Prompt -> Copy out every line containing the word "全球新增与累计确诊病例".

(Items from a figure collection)
______

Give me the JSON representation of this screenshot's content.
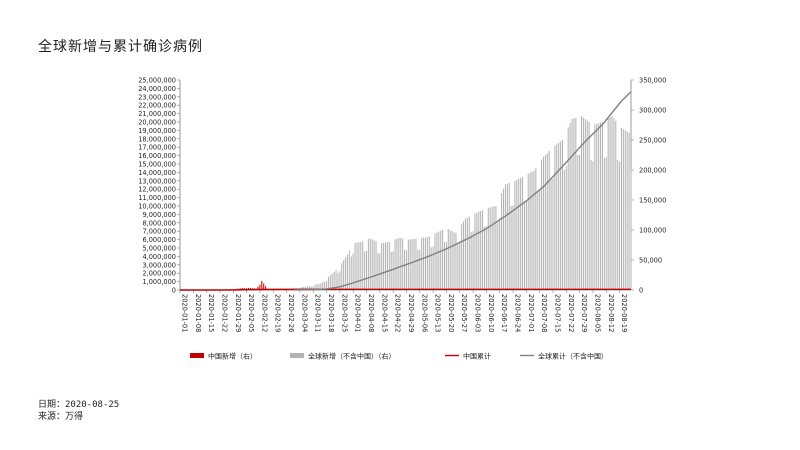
{
  "title": "全球新增与累计确诊病例",
  "footer": {
    "date": "日期：2020-08-25",
    "source": "来源：万得"
  },
  "colors": {
    "china_bar": "#c00000",
    "global_bar": "#b3b3b3",
    "china_cum": "#c00000",
    "global_cum": "#808080",
    "axis": "#808080"
  },
  "chart_data": {
    "type": "bar",
    "title": "全球新增与累计确诊病例",
    "xlabel": "",
    "ylabel": "",
    "x_start": "2020-01-01",
    "x_end": "2020-08-25",
    "tick_labels": [
      "2020-01-01",
      "2020-01-08",
      "2020-01-15",
      "2020-01-22",
      "2020-01-29",
      "2020-02-05",
      "2020-02-12",
      "2020-02-19",
      "2020-02-26",
      "2020-03-04",
      "2020-03-11",
      "2020-03-18",
      "2020-03-25",
      "2020-04-01",
      "2020-04-08",
      "2020-04-15",
      "2020-04-22",
      "2020-04-29",
      "2020-05-06",
      "2020-05-13",
      "2020-05-20",
      "2020-05-27",
      "2020-06-03",
      "2020-06-10",
      "2020-06-17",
      "2020-06-24",
      "2020-07-01",
      "2020-07-08",
      "2020-07-15",
      "2020-07-22",
      "2020-07-29",
      "2020-08-05",
      "2020-08-12",
      "2020-08-19"
    ],
    "left_axis": {
      "min": 0,
      "max": 25000000,
      "step": 1000000,
      "labels": [
        "0",
        "1,000,000",
        "2,000,000",
        "3,000,000",
        "4,000,000",
        "5,000,000",
        "6,000,000",
        "7,000,000",
        "8,000,000",
        "9,000,000",
        "10,000,000",
        "11,000,000",
        "12,000,000",
        "13,000,000",
        "14,000,000",
        "15,000,000",
        "16,000,000",
        "17,000,000",
        "18,000,000",
        "19,000,000",
        "20,000,000",
        "21,000,000",
        "22,000,000",
        "23,000,000",
        "24,000,000",
        "25,000,000"
      ]
    },
    "right_axis": {
      "min": 0,
      "max": 350000,
      "step": 50000,
      "labels": [
        "0",
        "50,000",
        "100,000",
        "150,000",
        "200,000",
        "250,000",
        "300,000",
        "350,000"
      ]
    },
    "series": [
      {
        "name": "中国新增（右）",
        "kind": "bar",
        "axis": "right",
        "color": "#c00000",
        "points": [
          [
            "2020-01-20",
            77
          ],
          [
            "2020-01-23",
            259
          ],
          [
            "2020-01-26",
            769
          ],
          [
            "2020-01-29",
            1459
          ],
          [
            "2020-02-01",
            2590
          ],
          [
            "2020-02-04",
            3887
          ],
          [
            "2020-02-07",
            3399
          ],
          [
            "2020-02-10",
            2478
          ],
          [
            "2020-02-13",
            15152
          ],
          [
            "2020-02-16",
            2009
          ],
          [
            "2020-02-19",
            394
          ],
          [
            "2020-02-22",
            648
          ],
          [
            "2020-02-25",
            406
          ],
          [
            "2020-02-28",
            327
          ],
          [
            "2020-03-02",
            206
          ],
          [
            "2020-03-05",
            143
          ]
        ]
      },
      {
        "name": "全球新增（不含中国）（右）",
        "kind": "bar",
        "axis": "right",
        "color": "#b3b3b3",
        "points": [
          [
            "2020-03-01",
            3000
          ],
          [
            "2020-03-08",
            6000
          ],
          [
            "2020-03-15",
            11000
          ],
          [
            "2020-03-22",
            30000
          ],
          [
            "2020-03-25",
            40000
          ],
          [
            "2020-03-29",
            59000
          ],
          [
            "2020-04-01",
            78000
          ],
          [
            "2020-04-05",
            80000
          ],
          [
            "2020-04-10",
            86000
          ],
          [
            "2020-04-15",
            78000
          ],
          [
            "2020-04-20",
            80000
          ],
          [
            "2020-04-25",
            87000
          ],
          [
            "2020-04-30",
            84000
          ],
          [
            "2020-05-05",
            86000
          ],
          [
            "2020-05-10",
            88000
          ],
          [
            "2020-05-15",
            96000
          ],
          [
            "2020-05-20",
            103000
          ],
          [
            "2020-05-25",
            95000
          ],
          [
            "2020-05-30",
            119000
          ],
          [
            "2020-06-05",
            129000
          ],
          [
            "2020-06-10",
            136000
          ],
          [
            "2020-06-15",
            140000
          ],
          [
            "2020-06-20",
            176000
          ],
          [
            "2020-06-25",
            182000
          ],
          [
            "2020-06-30",
            190000
          ],
          [
            "2020-07-05",
            199000
          ],
          [
            "2020-07-10",
            222000
          ],
          [
            "2020-07-15",
            238000
          ],
          [
            "2020-07-20",
            250000
          ],
          [
            "2020-07-25",
            285000
          ],
          [
            "2020-07-30",
            290000
          ],
          [
            "2020-08-05",
            275000
          ],
          [
            "2020-08-10",
            280000
          ],
          [
            "2020-08-15",
            290000
          ],
          [
            "2020-08-20",
            270000
          ],
          [
            "2020-08-25",
            260000
          ]
        ]
      },
      {
        "name": "中国累计",
        "kind": "line",
        "axis": "left",
        "color": "#c00000",
        "points": [
          [
            "2020-01-01",
            0
          ],
          [
            "2020-01-22",
            571
          ],
          [
            "2020-02-01",
            14380
          ],
          [
            "2020-02-12",
            60000
          ],
          [
            "2020-02-20",
            75000
          ],
          [
            "2020-03-05",
            80500
          ],
          [
            "2020-04-01",
            82300
          ],
          [
            "2020-05-01",
            82900
          ],
          [
            "2020-06-01",
            83000
          ],
          [
            "2020-07-01",
            83500
          ],
          [
            "2020-08-01",
            84300
          ],
          [
            "2020-08-25",
            85000
          ]
        ]
      },
      {
        "name": "全球累计（不含中国）",
        "kind": "line",
        "axis": "left",
        "color": "#808080",
        "points": [
          [
            "2020-03-01",
            8000
          ],
          [
            "2020-03-10",
            30000
          ],
          [
            "2020-03-18",
            120000
          ],
          [
            "2020-03-25",
            380000
          ],
          [
            "2020-04-01",
            850000
          ],
          [
            "2020-04-10",
            1520000
          ],
          [
            "2020-04-20",
            2300000
          ],
          [
            "2020-05-01",
            3200000
          ],
          [
            "2020-05-10",
            3950000
          ],
          [
            "2020-05-20",
            4900000
          ],
          [
            "2020-06-01",
            6200000
          ],
          [
            "2020-06-10",
            7300000
          ],
          [
            "2020-06-20",
            8800000
          ],
          [
            "2020-07-01",
            10600000
          ],
          [
            "2020-07-10",
            12300000
          ],
          [
            "2020-07-20",
            14700000
          ],
          [
            "2020-08-01",
            17700000
          ],
          [
            "2020-08-10",
            19700000
          ],
          [
            "2020-08-20",
            22500000
          ],
          [
            "2020-08-25",
            23600000
          ]
        ]
      }
    ],
    "legend": "bottom",
    "grid": false
  }
}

______

Output ->
  "title": "全球新增与累计确诊病例",
    "title": "全球新增与累计确诊病例",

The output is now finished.